▶ DATA FOR THIS EXERCISE:
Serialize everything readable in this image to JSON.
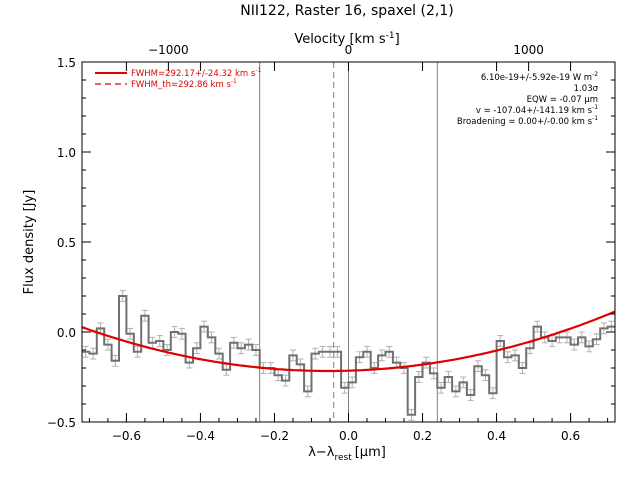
{
  "chart_data": {
    "type": "line",
    "title": "NII122, Raster 16, spaxel (2,1)",
    "xlabel": "λ−λ",
    "xlabel_sub": "rest",
    "xlabel_unit": "[μm]",
    "ylabel": "Flux density [Jy]",
    "top_axis_label": "Velocity [km s",
    "top_axis_label_sup": "-1",
    "top_axis_label_end": "]",
    "xlim": [
      -0.72,
      0.72
    ],
    "ylim": [
      -0.5,
      1.5
    ],
    "x_ticks": [
      {
        "v": -0.6,
        "t": "−0.6"
      },
      {
        "v": -0.4,
        "t": "−0.4"
      },
      {
        "v": -0.2,
        "t": "−0.2"
      },
      {
        "v": 0.0,
        "t": "0.0"
      },
      {
        "v": 0.2,
        "t": "0.2"
      },
      {
        "v": 0.4,
        "t": "0.4"
      },
      {
        "v": 0.6,
        "t": "0.6"
      }
    ],
    "y_ticks": [
      {
        "v": -0.5,
        "t": "−0.5"
      },
      {
        "v": 0.0,
        "t": "0.0"
      },
      {
        "v": 0.5,
        "t": "0.5"
      },
      {
        "v": 1.0,
        "t": "1.0"
      },
      {
        "v": 1.5,
        "t": "1.5"
      }
    ],
    "top_ticks": [
      {
        "v": -0.4866,
        "t": "−1000"
      },
      {
        "v": 0.0,
        "t": "0"
      },
      {
        "v": 0.4866,
        "t": "1000"
      }
    ],
    "vertical_lines": [
      {
        "x": -0.24,
        "style": "solid"
      },
      {
        "x": 0.0,
        "style": "solid"
      },
      {
        "x": 0.24,
        "style": "solid"
      },
      {
        "x": -0.04,
        "style": "dashed"
      }
    ],
    "spectrum": {
      "name": "data",
      "color": "#707070",
      "x": [
        -0.71,
        -0.69,
        -0.67,
        -0.65,
        -0.63,
        -0.61,
        -0.59,
        -0.57,
        -0.55,
        -0.53,
        -0.51,
        -0.49,
        -0.47,
        -0.45,
        -0.43,
        -0.41,
        -0.39,
        -0.37,
        -0.35,
        -0.33,
        -0.31,
        -0.29,
        -0.27,
        -0.25,
        -0.23,
        -0.21,
        -0.19,
        -0.17,
        -0.15,
        -0.13,
        -0.11,
        -0.09,
        -0.07,
        -0.05,
        -0.03,
        -0.01,
        0.01,
        0.03,
        0.05,
        0.07,
        0.09,
        0.11,
        0.13,
        0.15,
        0.17,
        0.19,
        0.21,
        0.23,
        0.25,
        0.27,
        0.29,
        0.31,
        0.33,
        0.35,
        0.37,
        0.39,
        0.41,
        0.43,
        0.45,
        0.47,
        0.49,
        0.51,
        0.53,
        0.55,
        0.57,
        0.59,
        0.61,
        0.63,
        0.65,
        0.67,
        0.69,
        0.71
      ],
      "y": [
        -0.11,
        -0.12,
        0.02,
        -0.07,
        -0.16,
        0.2,
        -0.01,
        -0.11,
        0.09,
        -0.06,
        -0.05,
        -0.1,
        0.0,
        -0.01,
        -0.17,
        -0.09,
        0.03,
        -0.03,
        -0.12,
        -0.21,
        -0.06,
        -0.09,
        -0.07,
        -0.1,
        -0.2,
        -0.2,
        -0.24,
        -0.27,
        -0.13,
        -0.18,
        -0.33,
        -0.12,
        -0.11,
        -0.11,
        -0.11,
        -0.31,
        -0.28,
        -0.14,
        -0.11,
        -0.2,
        -0.13,
        -0.11,
        -0.17,
        -0.2,
        -0.46,
        -0.25,
        -0.17,
        -0.23,
        -0.31,
        -0.25,
        -0.33,
        -0.28,
        -0.35,
        -0.19,
        -0.24,
        -0.34,
        -0.05,
        -0.14,
        -0.13,
        -0.2,
        -0.09,
        0.03,
        -0.03,
        -0.05,
        -0.03,
        -0.03,
        -0.07,
        -0.03,
        -0.08,
        -0.04,
        0.02,
        0.03
      ],
      "err": 0.03
    },
    "fit": {
      "name": "FWHM=292.17+/-24.32 km s",
      "name_sup": "-1",
      "color": "#e00000",
      "baseline": {
        "a": -0.215,
        "b": 0.06,
        "c": 0.55
      }
    },
    "legend": {
      "placement": "top-left",
      "entries": [
        {
          "label": "FWHM=292.17+/-24.32 km s",
          "sup": "-1",
          "style": "solid",
          "color": "#e00000"
        },
        {
          "label": "FWHM_th=292.86 km s",
          "sup": "-1",
          "style": "dashed",
          "color": "#e00000"
        }
      ]
    },
    "annotations": [
      {
        "text": "6.10e-19+/-5.92e-19 W m",
        "sup": "-2"
      },
      {
        "text": "1.03σ",
        "sup": ""
      },
      {
        "text": "EQW = -0.07 μm",
        "sup": ""
      },
      {
        "text": "v = -107.04+/-141.19 km s",
        "sup": "-1"
      },
      {
        "text": "Broadening = 0.00+/-0.00 km s",
        "sup": "-1"
      }
    ],
    "annotation_placement": "top-right",
    "grid": false
  }
}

▶ PROBLEM DESCRIPTION: Reproduce the full material exactly, excluding the pictures.

▶ EXPECTED ANSWER:
Serialize everything readable in this image to JSON.
{
  "chart_data": {
    "type": "line",
    "title": "NII122, Raster 16, spaxel (2,1)",
    "xlabel": "λ−λ",
    "xlabel_sub": "rest",
    "xlabel_unit": "[μm]",
    "ylabel": "Flux density [Jy]",
    "top_axis_label": "Velocity [km s",
    "top_axis_label_sup": "-1",
    "top_axis_label_end": "]",
    "xlim": [
      -0.72,
      0.72
    ],
    "ylim": [
      -0.5,
      1.5
    ],
    "x_ticks": [
      {
        "v": -0.6,
        "t": "−0.6"
      },
      {
        "v": -0.4,
        "t": "−0.4"
      },
      {
        "v": -0.2,
        "t": "−0.2"
      },
      {
        "v": 0.0,
        "t": "0.0"
      },
      {
        "v": 0.2,
        "t": "0.2"
      },
      {
        "v": 0.4,
        "t": "0.4"
      },
      {
        "v": 0.6,
        "t": "0.6"
      }
    ],
    "y_ticks": [
      {
        "v": -0.5,
        "t": "−0.5"
      },
      {
        "v": 0.0,
        "t": "0.0"
      },
      {
        "v": 0.5,
        "t": "0.5"
      },
      {
        "v": 1.0,
        "t": "1.0"
      },
      {
        "v": 1.5,
        "t": "1.5"
      }
    ],
    "top_ticks": [
      {
        "v": -0.4866,
        "t": "−1000"
      },
      {
        "v": 0.0,
        "t": "0"
      },
      {
        "v": 0.4866,
        "t": "1000"
      }
    ],
    "vertical_lines": [
      {
        "x": -0.24,
        "style": "solid"
      },
      {
        "x": 0.0,
        "style": "solid"
      },
      {
        "x": 0.24,
        "style": "solid"
      },
      {
        "x": -0.04,
        "style": "dashed"
      }
    ],
    "spectrum": {
      "name": "data",
      "color": "#707070",
      "x": [
        -0.71,
        -0.69,
        -0.67,
        -0.65,
        -0.63,
        -0.61,
        -0.59,
        -0.57,
        -0.55,
        -0.53,
        -0.51,
        -0.49,
        -0.47,
        -0.45,
        -0.43,
        -0.41,
        -0.39,
        -0.37,
        -0.35,
        -0.33,
        -0.31,
        -0.29,
        -0.27,
        -0.25,
        -0.23,
        -0.21,
        -0.19,
        -0.17,
        -0.15,
        -0.13,
        -0.11,
        -0.09,
        -0.07,
        -0.05,
        -0.03,
        -0.01,
        0.01,
        0.03,
        0.05,
        0.07,
        0.09,
        0.11,
        0.13,
        0.15,
        0.17,
        0.19,
        0.21,
        0.23,
        0.25,
        0.27,
        0.29,
        0.31,
        0.33,
        0.35,
        0.37,
        0.39,
        0.41,
        0.43,
        0.45,
        0.47,
        0.49,
        0.51,
        0.53,
        0.55,
        0.57,
        0.59,
        0.61,
        0.63,
        0.65,
        0.67,
        0.69,
        0.71
      ],
      "y": [
        -0.11,
        -0.12,
        0.02,
        -0.07,
        -0.16,
        0.2,
        -0.01,
        -0.11,
        0.09,
        -0.06,
        -0.05,
        -0.1,
        0.0,
        -0.01,
        -0.17,
        -0.09,
        0.03,
        -0.03,
        -0.12,
        -0.21,
        -0.06,
        -0.09,
        -0.07,
        -0.1,
        -0.2,
        -0.2,
        -0.24,
        -0.27,
        -0.13,
        -0.18,
        -0.33,
        -0.12,
        -0.11,
        -0.11,
        -0.11,
        -0.31,
        -0.28,
        -0.14,
        -0.11,
        -0.2,
        -0.13,
        -0.11,
        -0.17,
        -0.2,
        -0.46,
        -0.25,
        -0.17,
        -0.23,
        -0.31,
        -0.25,
        -0.33,
        -0.28,
        -0.35,
        -0.19,
        -0.24,
        -0.34,
        -0.05,
        -0.14,
        -0.13,
        -0.2,
        -0.09,
        0.03,
        -0.03,
        -0.05,
        -0.03,
        -0.03,
        -0.07,
        -0.03,
        -0.08,
        -0.04,
        0.02,
        0.03
      ],
      "err": 0.03
    },
    "fit": {
      "name": "FWHM=292.17+/-24.32 km s",
      "name_sup": "-1",
      "color": "#e00000",
      "baseline": {
        "a": -0.215,
        "b": 0.06,
        "c": 0.55
      }
    },
    "legend": {
      "placement": "top-left",
      "entries": [
        {
          "label": "FWHM=292.17+/-24.32 km s",
          "sup": "-1",
          "style": "solid",
          "color": "#e00000"
        },
        {
          "label": "FWHM_th=292.86 km s",
          "sup": "-1",
          "style": "dashed",
          "color": "#e00000"
        }
      ]
    },
    "annotations": [
      {
        "text": "6.10e-19+/-5.92e-19 W m",
        "sup": "-2"
      },
      {
        "text": "1.03σ",
        "sup": ""
      },
      {
        "text": "EQW = -0.07 μm",
        "sup": ""
      },
      {
        "text": "v = -107.04+/-141.19 km s",
        "sup": "-1"
      },
      {
        "text": "Broadening = 0.00+/-0.00 km s",
        "sup": "-1"
      }
    ],
    "annotation_placement": "top-right",
    "grid": false
  }
}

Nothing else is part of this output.